→ Provided data:
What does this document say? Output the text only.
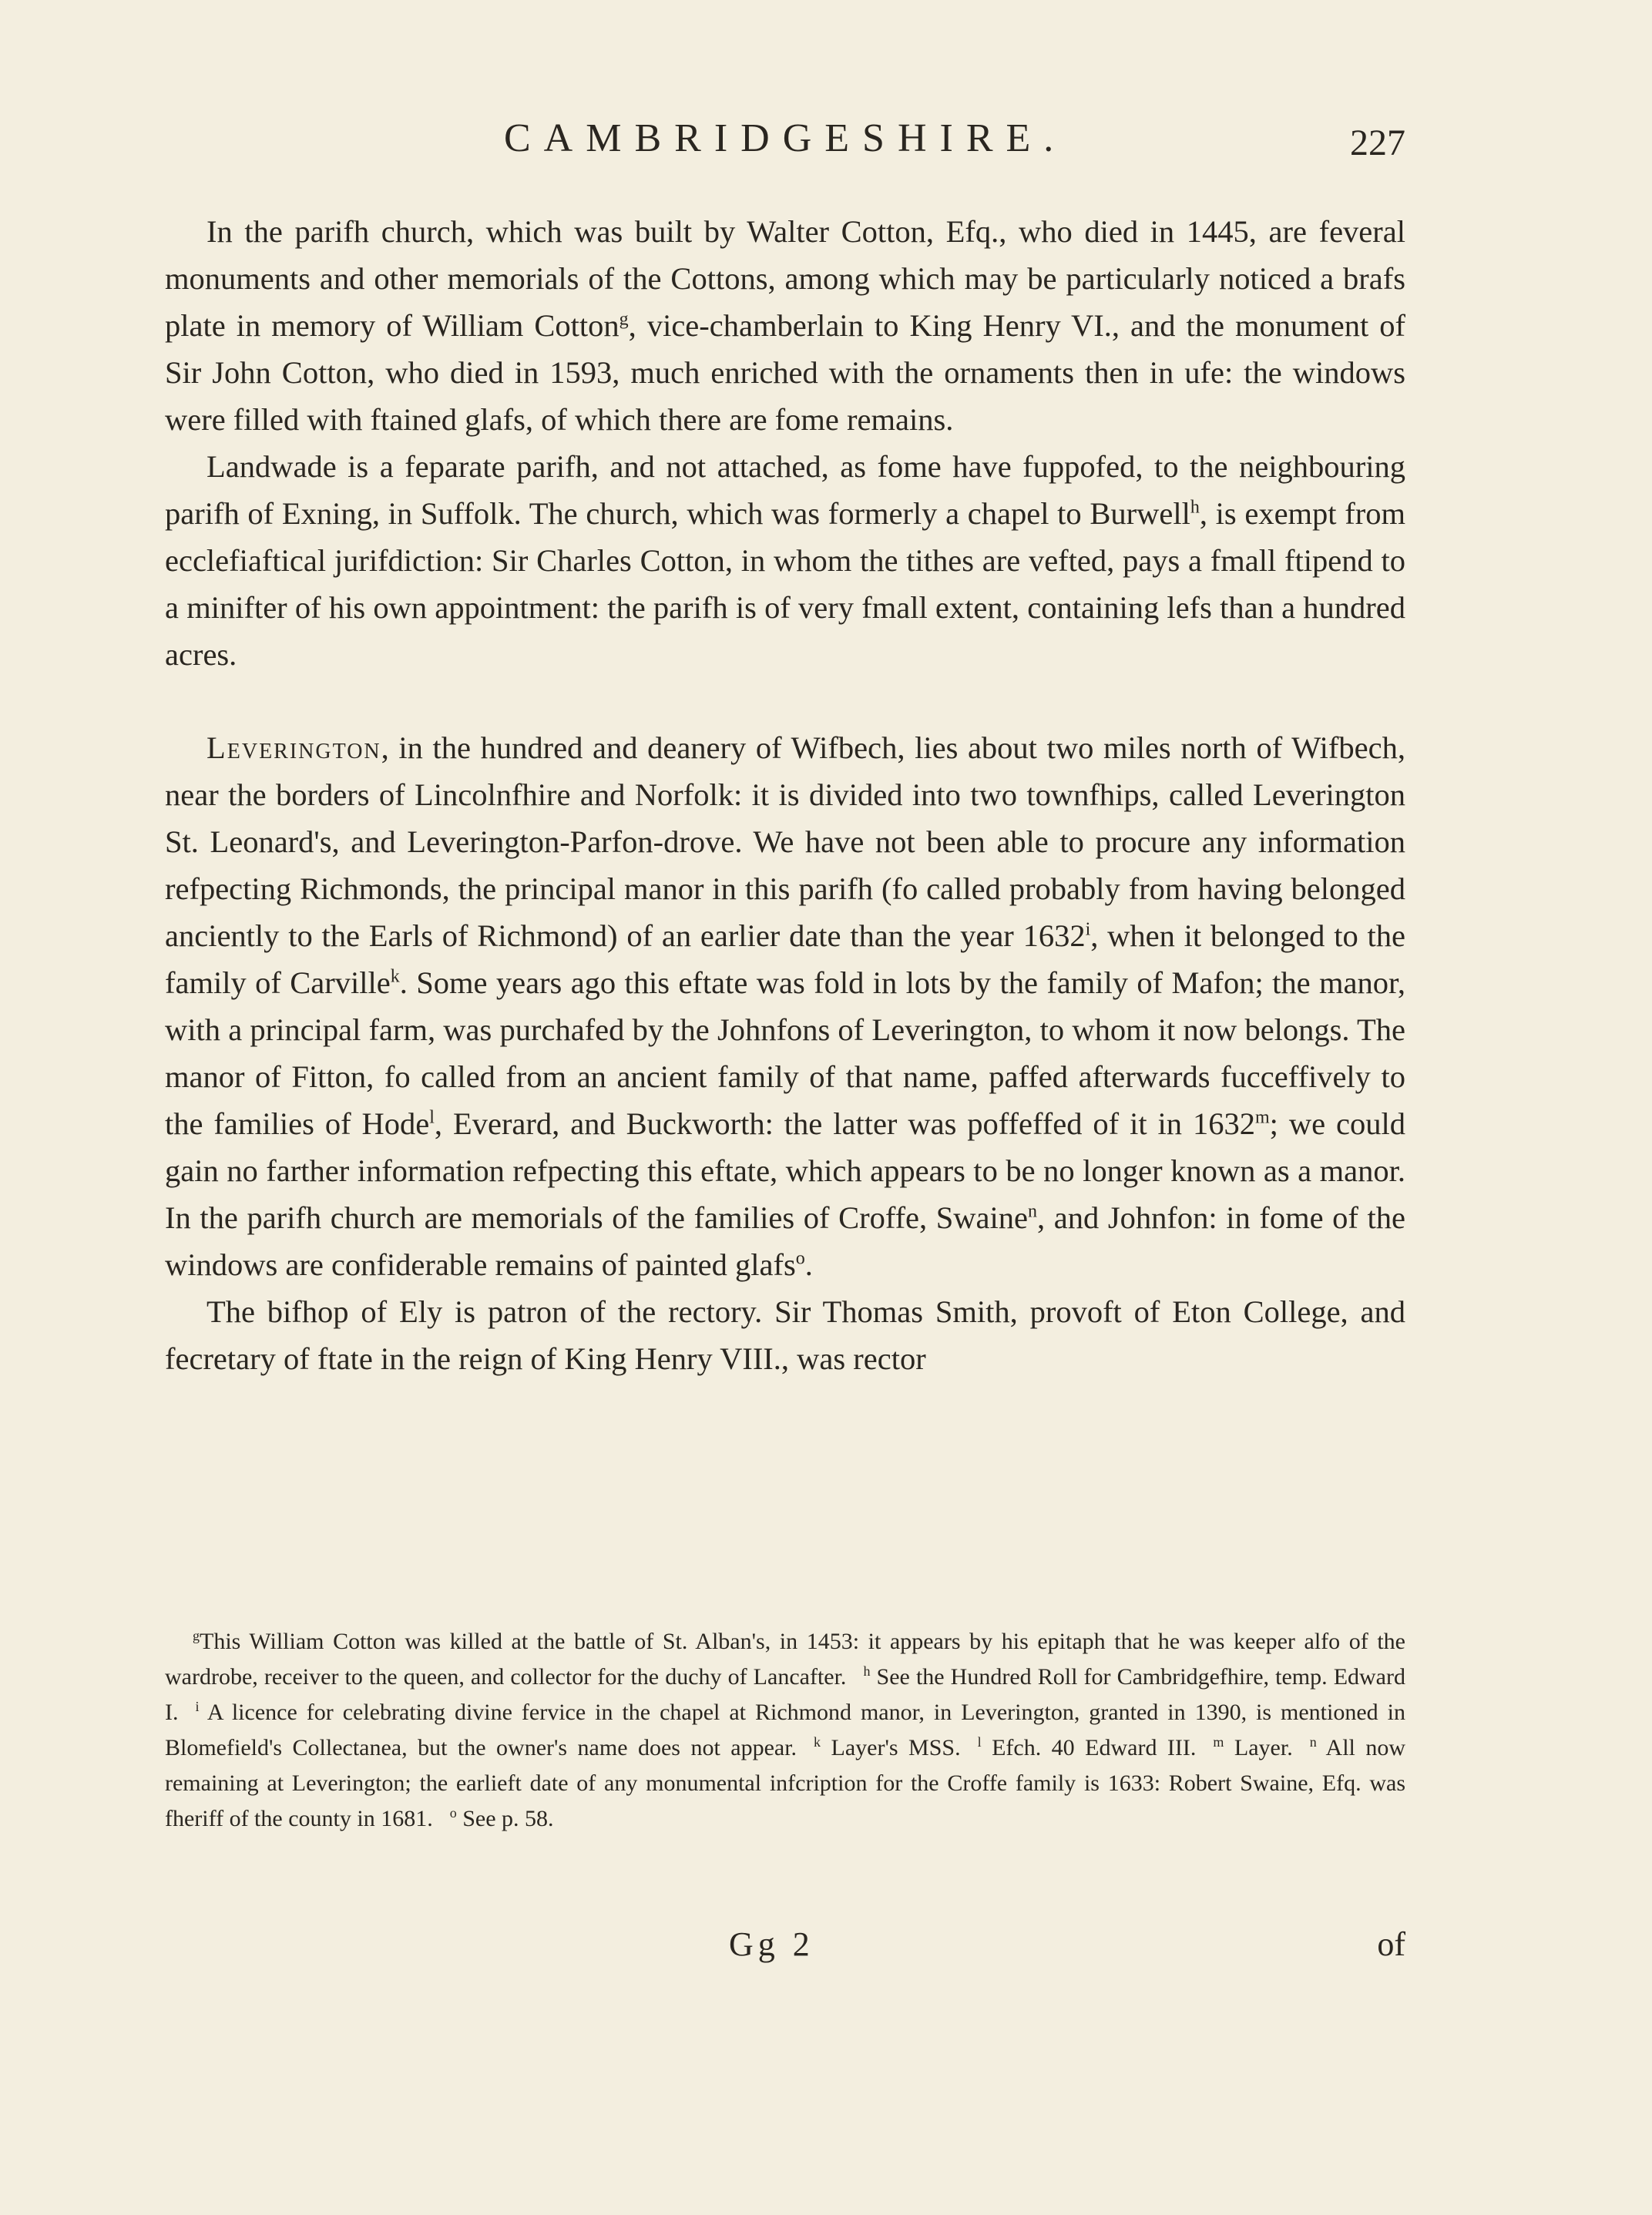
CAMBRIDGESHIRE.	227

In the parifh church, which was built by Walter Cotton, Efq., who died in 1445, are feveral monuments and other memorials of the Cottons, among which may be particularly noticed a brafs plate in memory of William Cotton$^g$, vice-chamberlain to King Henry VI., and the monument of Sir John Cotton, who died in 1593, much enriched with the ornaments then in ufe: the windows were filled with ftained glafs, of which there are fome remains.

Landwade is a feparate parifh, and not attached, as fome have fuppofed, to the neighbouring parifh of Exning, in Suffolk. The church, which was formerly a chapel to Burwell$^h$, is exempt from ecclefiaftical jurifdiction: Sir Charles Cotton, in whom the tithes are vefted, pays a fmall ftipend to a minifter of his own appointment: the parifh is of very fmall extent, containing lefs than a hundred acres.

Leverington, in the hundred and deanery of Wifbech, lies about two miles north of Wifbech, near the borders of Lincolnfhire and Norfolk: it is divided into two townfhips, called Leverington St. Leonard's, and Leverington-Parfon-drove. We have not been able to procure any information refpecting Richmonds, the principal manor in this parifh (fo called probably from having belonged anciently to the Earls of Richmond) of an earlier date than the year 1632$^i$, when it belonged to the family of Carville$^k$. Some years ago this eftate was fold in lots by the family of Mafon; the manor, with a principal farm, was purchafed by the Johnfons of Leverington, to whom it now belongs. The manor of Fitton, fo called from an ancient family of that name, paffed afterwards fucceffively to the families of Hode$^l$, Everard, and Buckworth: the latter was poffeffed of it in 1632$^m$; we could gain no farther information refpecting this eftate, which appears to be no longer known as a manor. In the parifh church are memorials of the families of Croffe, Swaine$^n$, and Johnfon: in fome of the windows are confiderable remains of painted glafs$^o$.

The bifhop of Ely is patron of the rectory. Sir Thomas Smith, provoft of Eton College, and fecretary of ftate in the reign of King Henry VIII., was rector

$^g$This William Cotton was killed at the battle of St. Alban's, in 1453: it appears by his epitaph that he was keeper alfo of the wardrobe, receiver to the queen, and collector for the duchy of Lancafter. $^h$ See the Hundred Roll for Cambridgefhire, temp. Edward I. $^i$ A licence for celebrating divine fervice in the chapel at Richmond manor, in Leverington, granted in 1390, is mentioned in Blomefield's Collectanea, but the owner's name does not appear. $^k$ Layer's MSS. $^l$ Efch. 40 Edward III. $^m$ Layer. $^n$ All now remaining at Leverington; the earlieft date of any monumental infcription for the Croffe family is 1633: Robert Swaine, Efq. was fheriff of the county in 1681. $^o$ See p. 58.

Gg 2	of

→ To be done: Copy out the records above in full, exactly as written, but not the pictures.

→ Solved exercise:
What does this document say? Output the text only.
CAMBRIDGESHIRE.	227

In the parifh church, which was built by Walter Cotton, Efq., who died in 1445, are feveral monuments and other memorials of the Cottons, among which may be particularly noticed a brafs plate in memory of William Cotton$^g$, vice-chamberlain to King Henry VI., and the monument of Sir John Cotton, who died in 1593, much enriched with the ornaments then in ufe: the windows were filled with ftained glafs, of which there are fome remains.

Landwade is a feparate parifh, and not attached, as fome have fuppofed, to the neighbouring parifh of Exning, in Suffolk. The church, which was formerly a chapel to Burwell$^h$, is exempt from ecclefiaftical jurifdiction: Sir Charles Cotton, in whom the tithes are vefted, pays a fmall ftipend to a minifter of his own appointment: the parifh is of very fmall extent, containing lefs than a hundred acres.

Leverington, in the hundred and deanery of Wifbech, lies about two miles north of Wifbech, near the borders of Lincolnfhire and Norfolk: it is divided into two townfhips, called Leverington St. Leonard's, and Leverington-Parfon-drove. We have not been able to procure any information refpecting Richmonds, the principal manor in this parifh (fo called probably from having belonged anciently to the Earls of Richmond) of an earlier date than the year 1632$^i$, when it belonged to the family of Carville$^k$. Some years ago this eftate was fold in lots by the family of Mafon; the manor, with a principal farm, was purchafed by the Johnfons of Leverington, to whom it now belongs. The manor of Fitton, fo called from an ancient family of that name, paffed afterwards fucceffively to the families of Hode$^l$, Everard, and Buckworth: the latter was poffeffed of it in 1632$^m$; we could gain no farther information refpecting this eftate, which appears to be no longer known as a manor. In the parifh church are memorials of the families of Croffe, Swaine$^n$, and Johnfon: in fome of the windows are confiderable remains of painted glafs$^o$.

The bifhop of Ely is patron of the rectory. Sir Thomas Smith, provoft of Eton College, and fecretary of ftate in the reign of King Henry VIII., was rector

$^g$This William Cotton was killed at the battle of St. Alban's, in 1453: it appears by his epitaph that he was keeper alfo of the wardrobe, receiver to the queen, and collector for the duchy of Lancafter. $^h$ See the Hundred Roll for Cambridgefhire, temp. Edward I. $^i$ A licence for celebrating divine fervice in the chapel at Richmond manor, in Leverington, granted in 1390, is mentioned in Blomefield's Collectanea, but the owner's name does not appear. $^k$ Layer's MSS. $^l$ Efch. 40 Edward III. $^m$ Layer. $^n$ All now remaining at Leverington; the earlieft date of any monumental infcription for the Croffe family is 1633: Robert Swaine, Efq. was fheriff of the county in 1681. $^o$ See p. 58.

Gg 2	of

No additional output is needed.